--- Stated goal ---
Read the listing and extract each line that includes the word "your".

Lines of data
-------

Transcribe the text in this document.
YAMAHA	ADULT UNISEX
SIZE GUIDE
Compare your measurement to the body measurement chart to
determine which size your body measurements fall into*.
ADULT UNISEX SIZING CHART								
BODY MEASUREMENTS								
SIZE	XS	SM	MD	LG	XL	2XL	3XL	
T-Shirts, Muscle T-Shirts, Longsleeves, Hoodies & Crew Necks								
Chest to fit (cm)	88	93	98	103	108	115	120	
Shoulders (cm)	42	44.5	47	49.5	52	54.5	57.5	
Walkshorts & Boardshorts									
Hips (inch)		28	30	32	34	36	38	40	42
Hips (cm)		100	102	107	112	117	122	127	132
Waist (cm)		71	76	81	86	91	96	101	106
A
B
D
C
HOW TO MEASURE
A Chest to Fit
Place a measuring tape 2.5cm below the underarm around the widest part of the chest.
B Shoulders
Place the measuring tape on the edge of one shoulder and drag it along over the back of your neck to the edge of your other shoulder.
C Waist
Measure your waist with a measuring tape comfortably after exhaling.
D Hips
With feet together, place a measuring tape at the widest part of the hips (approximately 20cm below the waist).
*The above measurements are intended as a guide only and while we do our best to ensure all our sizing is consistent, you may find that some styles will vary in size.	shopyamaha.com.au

-------

--- Response to the exercise ---
Compare your measurement to the body measurement chart to
determine which size your body measurements fall into*.
Place the measuring tape on the edge of one shoulder and drag it along over the back of your neck to the edge of your other shoulder.
Measure your waist with a measuring tape comfortably after exhaling.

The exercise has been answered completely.